* Given problem *
Each of the entries should be retyped precisely as it appears.

* Material supplied *
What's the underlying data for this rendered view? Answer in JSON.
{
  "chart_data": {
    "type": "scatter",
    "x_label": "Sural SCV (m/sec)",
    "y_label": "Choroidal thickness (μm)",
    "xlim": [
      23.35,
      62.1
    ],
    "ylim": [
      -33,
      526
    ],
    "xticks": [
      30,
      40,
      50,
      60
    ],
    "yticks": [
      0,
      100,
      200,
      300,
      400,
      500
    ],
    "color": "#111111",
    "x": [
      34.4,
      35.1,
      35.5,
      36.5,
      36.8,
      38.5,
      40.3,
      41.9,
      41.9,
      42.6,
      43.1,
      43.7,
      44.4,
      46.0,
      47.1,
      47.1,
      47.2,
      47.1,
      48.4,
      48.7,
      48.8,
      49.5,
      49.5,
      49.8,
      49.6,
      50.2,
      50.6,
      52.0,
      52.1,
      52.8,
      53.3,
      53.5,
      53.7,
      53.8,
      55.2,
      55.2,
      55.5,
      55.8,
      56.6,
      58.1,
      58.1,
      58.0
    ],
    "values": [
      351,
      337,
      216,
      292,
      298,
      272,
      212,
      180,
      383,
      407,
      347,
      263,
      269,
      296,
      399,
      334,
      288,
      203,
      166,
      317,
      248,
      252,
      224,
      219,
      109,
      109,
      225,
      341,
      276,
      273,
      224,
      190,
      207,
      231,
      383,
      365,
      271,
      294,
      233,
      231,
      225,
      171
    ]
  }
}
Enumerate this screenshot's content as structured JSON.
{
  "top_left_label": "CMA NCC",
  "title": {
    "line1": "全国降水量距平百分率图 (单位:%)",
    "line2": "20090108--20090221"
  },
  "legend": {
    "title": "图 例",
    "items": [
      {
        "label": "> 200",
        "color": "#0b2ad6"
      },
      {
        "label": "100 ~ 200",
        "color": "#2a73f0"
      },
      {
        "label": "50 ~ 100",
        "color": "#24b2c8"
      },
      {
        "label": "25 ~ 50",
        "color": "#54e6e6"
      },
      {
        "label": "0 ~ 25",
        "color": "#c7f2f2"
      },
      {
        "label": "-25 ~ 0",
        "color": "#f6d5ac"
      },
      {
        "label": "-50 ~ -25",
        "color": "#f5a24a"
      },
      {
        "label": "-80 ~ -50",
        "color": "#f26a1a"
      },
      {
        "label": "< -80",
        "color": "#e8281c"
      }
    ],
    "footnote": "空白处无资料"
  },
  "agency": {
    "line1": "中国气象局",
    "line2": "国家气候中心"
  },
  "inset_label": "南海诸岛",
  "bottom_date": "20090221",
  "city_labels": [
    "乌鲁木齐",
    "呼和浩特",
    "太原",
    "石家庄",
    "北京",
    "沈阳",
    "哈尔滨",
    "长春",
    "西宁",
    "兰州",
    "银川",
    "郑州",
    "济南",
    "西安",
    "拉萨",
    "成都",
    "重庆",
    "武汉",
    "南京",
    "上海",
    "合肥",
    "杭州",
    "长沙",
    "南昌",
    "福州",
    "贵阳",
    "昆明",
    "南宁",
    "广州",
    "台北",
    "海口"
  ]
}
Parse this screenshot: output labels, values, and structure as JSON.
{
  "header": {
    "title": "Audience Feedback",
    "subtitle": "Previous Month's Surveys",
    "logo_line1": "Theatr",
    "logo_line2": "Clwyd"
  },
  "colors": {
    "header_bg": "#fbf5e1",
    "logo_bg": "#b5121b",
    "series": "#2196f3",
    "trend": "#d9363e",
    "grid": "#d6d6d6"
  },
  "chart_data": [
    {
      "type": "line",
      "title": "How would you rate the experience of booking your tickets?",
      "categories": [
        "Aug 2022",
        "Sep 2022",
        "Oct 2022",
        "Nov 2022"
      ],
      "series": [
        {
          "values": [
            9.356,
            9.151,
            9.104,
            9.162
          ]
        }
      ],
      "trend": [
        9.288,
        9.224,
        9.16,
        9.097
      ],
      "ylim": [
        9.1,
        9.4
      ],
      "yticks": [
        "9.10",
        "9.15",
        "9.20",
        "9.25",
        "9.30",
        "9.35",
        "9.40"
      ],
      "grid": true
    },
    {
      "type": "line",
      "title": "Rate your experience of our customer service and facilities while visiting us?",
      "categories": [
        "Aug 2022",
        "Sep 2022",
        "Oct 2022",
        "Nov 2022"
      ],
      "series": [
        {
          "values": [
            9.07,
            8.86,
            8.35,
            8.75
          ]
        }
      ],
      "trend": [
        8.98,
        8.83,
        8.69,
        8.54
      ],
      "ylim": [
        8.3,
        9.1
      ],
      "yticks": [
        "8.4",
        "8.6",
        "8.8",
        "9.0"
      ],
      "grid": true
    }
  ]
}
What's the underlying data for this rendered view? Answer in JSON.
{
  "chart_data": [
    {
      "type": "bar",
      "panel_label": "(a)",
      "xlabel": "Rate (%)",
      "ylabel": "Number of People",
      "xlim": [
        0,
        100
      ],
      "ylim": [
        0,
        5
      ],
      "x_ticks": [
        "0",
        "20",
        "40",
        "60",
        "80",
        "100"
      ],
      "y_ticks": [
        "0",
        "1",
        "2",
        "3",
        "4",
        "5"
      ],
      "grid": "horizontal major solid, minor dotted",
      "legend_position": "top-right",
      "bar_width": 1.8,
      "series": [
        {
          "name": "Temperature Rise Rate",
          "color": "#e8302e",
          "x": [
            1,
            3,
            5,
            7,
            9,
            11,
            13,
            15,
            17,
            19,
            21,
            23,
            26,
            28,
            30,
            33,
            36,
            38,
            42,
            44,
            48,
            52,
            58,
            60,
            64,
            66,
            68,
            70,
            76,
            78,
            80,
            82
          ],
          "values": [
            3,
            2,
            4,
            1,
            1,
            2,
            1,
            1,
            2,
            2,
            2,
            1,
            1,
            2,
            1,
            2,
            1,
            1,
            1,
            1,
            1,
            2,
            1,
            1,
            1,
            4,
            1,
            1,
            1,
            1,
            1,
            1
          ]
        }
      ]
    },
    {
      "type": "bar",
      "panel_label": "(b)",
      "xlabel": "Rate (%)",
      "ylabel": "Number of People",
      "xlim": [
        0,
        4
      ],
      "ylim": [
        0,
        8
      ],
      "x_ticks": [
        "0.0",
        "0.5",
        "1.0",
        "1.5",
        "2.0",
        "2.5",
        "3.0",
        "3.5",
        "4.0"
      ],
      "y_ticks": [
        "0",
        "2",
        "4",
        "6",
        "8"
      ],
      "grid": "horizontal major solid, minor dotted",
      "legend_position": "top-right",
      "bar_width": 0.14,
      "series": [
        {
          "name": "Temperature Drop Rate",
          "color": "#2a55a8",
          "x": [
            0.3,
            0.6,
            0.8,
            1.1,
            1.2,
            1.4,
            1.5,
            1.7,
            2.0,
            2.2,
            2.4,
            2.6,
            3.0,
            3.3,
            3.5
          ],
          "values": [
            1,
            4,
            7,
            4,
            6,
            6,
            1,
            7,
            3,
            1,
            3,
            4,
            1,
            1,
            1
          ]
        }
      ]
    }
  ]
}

* Solved problem *
What's the underlying data for this rendered view? Answer in JSON.
{
  "chart_data": {
    "type": "scatter",
    "x_label": "Sural SCV (m/sec)",
    "y_label": "Choroidal thickness (μm)",
    "xlim": [
      23.35,
      62.1
    ],
    "ylim": [
      -33,
      526
    ],
    "xticks": [
      30,
      40,
      50,
      60
    ],
    "yticks": [
      0,
      100,
      200,
      300,
      400,
      500
    ],
    "color": "#111111",
    "x": [
      34.4,
      35.1,
      35.5,
      36.5,
      36.8,
      38.5,
      40.3,
      41.9,
      41.9,
      42.6,
      43.1,
      43.7,
      44.4,
      46.0,
      47.1,
      47.1,
      47.2,
      47.1,
      48.4,
      48.7,
      48.8,
      49.5,
      49.5,
      49.8,
      49.6,
      50.2,
      50.6,
      52.0,
      52.1,
      52.8,
      53.3,
      53.5,
      53.7,
      53.8,
      55.2,
      55.2,
      55.5,
      55.8,
      56.6,
      58.1,
      58.1,
      58.0
    ],
    "values": [
      351,
      337,
      216,
      292,
      298,
      272,
      212,
      180,
      383,
      407,
      347,
      263,
      269,
      296,
      399,
      334,
      288,
      203,
      166,
      317,
      248,
      252,
      224,
      219,
      109,
      109,
      225,
      341,
      276,
      273,
      224,
      190,
      207,
      231,
      383,
      365,
      271,
      294,
      233,
      231,
      225,
      171
    ]
  }
}
Enumerate this screenshot's content as structured JSON.
{
  "top_left_label": "CMA NCC",
  "title": {
    "line1": "全国降水量距平百分率图 (单位:%)",
    "line2": "20090108--20090221"
  },
  "legend": {
    "title": "图 例",
    "items": [
      {
        "label": "> 200",
        "color": "#0b2ad6"
      },
      {
        "label": "100 ~ 200",
        "color": "#2a73f0"
      },
      {
        "label": "50 ~ 100",
        "color": "#24b2c8"
      },
      {
        "label": "25 ~ 50",
        "color": "#54e6e6"
      },
      {
        "label": "0 ~ 25",
        "color": "#c7f2f2"
      },
      {
        "label": "-25 ~ 0",
        "color": "#f6d5ac"
      },
      {
        "label": "-50 ~ -25",
        "color": "#f5a24a"
      },
      {
        "label": "-80 ~ -50",
        "color": "#f26a1a"
      },
      {
        "label": "< -80",
        "color": "#e8281c"
      }
    ],
    "footnote": "空白处无资料"
  },
  "agency": {
    "line1": "中国气象局",
    "line2": "国家气候中心"
  },
  "inset_label": "南海诸岛",
  "bottom_date": "20090221",
  "city_labels": [
    "乌鲁木齐",
    "呼和浩特",
    "太原",
    "石家庄",
    "北京",
    "沈阳",
    "哈尔滨",
    "长春",
    "西宁",
    "兰州",
    "银川",
    "郑州",
    "济南",
    "西安",
    "拉萨",
    "成都",
    "重庆",
    "武汉",
    "南京",
    "上海",
    "合肥",
    "杭州",
    "长沙",
    "南昌",
    "福州",
    "贵阳",
    "昆明",
    "南宁",
    "广州",
    "台北",
    "海口"
  ]
}
Parse this screenshot: output labels, values, and structure as JSON.
{
  "header": {
    "title": "Audience Feedback",
    "subtitle": "Previous Month's Surveys",
    "logo_line1": "Theatr",
    "logo_line2": "Clwyd"
  },
  "colors": {
    "header_bg": "#fbf5e1",
    "logo_bg": "#b5121b",
    "series": "#2196f3",
    "trend": "#d9363e",
    "grid": "#d6d6d6"
  },
  "chart_data": [
    {
      "type": "line",
      "title": "How would you rate the experience of booking your tickets?",
      "categories": [
        "Aug 2022",
        "Sep 2022",
        "Oct 2022",
        "Nov 2022"
      ],
      "series": [
        {
          "values": [
            9.356,
            9.151,
            9.104,
            9.162
          ]
        }
      ],
      "trend": [
        9.288,
        9.224,
        9.16,
        9.097
      ],
      "ylim": [
        9.1,
        9.4
      ],
      "yticks": [
        "9.10",
        "9.15",
        "9.20",
        "9.25",
        "9.30",
        "9.35",
        "9.40"
      ],
      "grid": true
    },
    {
      "type": "line",
      "title": "Rate your experience of our customer service and facilities while visiting us?",
      "categories": [
        "Aug 2022",
        "Sep 2022",
        "Oct 2022",
        "Nov 2022"
      ],
      "series": [
        {
          "values": [
            9.07,
            8.86,
            8.35,
            8.75
          ]
        }
      ],
      "trend": [
        8.98,
        8.83,
        8.69,
        8.54
      ],
      "ylim": [
        8.3,
        9.1
      ],
      "yticks": [
        "8.4",
        "8.6",
        "8.8",
        "9.0"
      ],
      "grid": true
    }
  ]
}
What's the underlying data for this rendered view? Answer in JSON.
{
  "chart_data": [
    {
      "type": "bar",
      "panel_label": "(a)",
      "xlabel": "Rate (%)",
      "ylabel": "Number of People",
      "xlim": [
        0,
        100
      ],
      "ylim": [
        0,
        5
      ],
      "x_ticks": [
        "0",
        "20",
        "40",
        "60",
        "80",
        "100"
      ],
      "y_ticks": [
        "0",
        "1",
        "2",
        "3",
        "4",
        "5"
      ],
      "grid": "horizontal major solid, minor dotted",
      "legend_position": "top-right",
      "bar_width": 1.8,
      "series": [
        {
          "name": "Temperature Rise Rate",
          "color": "#e8302e",
          "x": [
            1,
            3,
            5,
            7,
            9,
            11,
            13,
            15,
            17,
            19,
            21,
            23,
            26,
            28,
            30,
            33,
            36,
            38,
            42,
            44,
            48,
            52,
            58,
            60,
            64,
            66,
            68,
            70,
            76,
            78,
            80,
            82
          ],
          "values": [
            3,
            2,
            4,
            1,
            1,
            2,
            1,
            1,
            2,
            2,
            2,
            1,
            1,
            2,
            1,
            2,
            1,
            1,
            1,
            1,
            1,
            2,
            1,
            1,
            1,
            4,
            1,
            1,
            1,
            1,
            1,
            1
          ]
        }
      ]
    },
    {
      "type": "bar",
      "panel_label": "(b)",
      "xlabel": "Rate (%)",
      "ylabel": "Number of People",
      "xlim": [
        0,
        4
      ],
      "ylim": [
        0,
        8
      ],
      "x_ticks": [
        "0.0",
        "0.5",
        "1.0",
        "1.5",
        "2.0",
        "2.5",
        "3.0",
        "3.5",
        "4.0"
      ],
      "y_ticks": [
        "0",
        "2",
        "4",
        "6",
        "8"
      ],
      "grid": "horizontal major solid, minor dotted",
      "legend_position": "top-right",
      "bar_width": 0.14,
      "series": [
        {
          "name": "Temperature Drop Rate",
          "color": "#2a55a8",
          "x": [
            0.3,
            0.6,
            0.8,
            1.1,
            1.2,
            1.4,
            1.5,
            1.7,
            2.0,
            2.2,
            2.4,
            2.6,
            3.0,
            3.3,
            3.5
          ],
          "values": [
            1,
            4,
            7,
            4,
            6,
            6,
            1,
            7,
            3,
            1,
            3,
            4,
            1,
            1,
            1
          ]
        }
      ]
    }
  ]
}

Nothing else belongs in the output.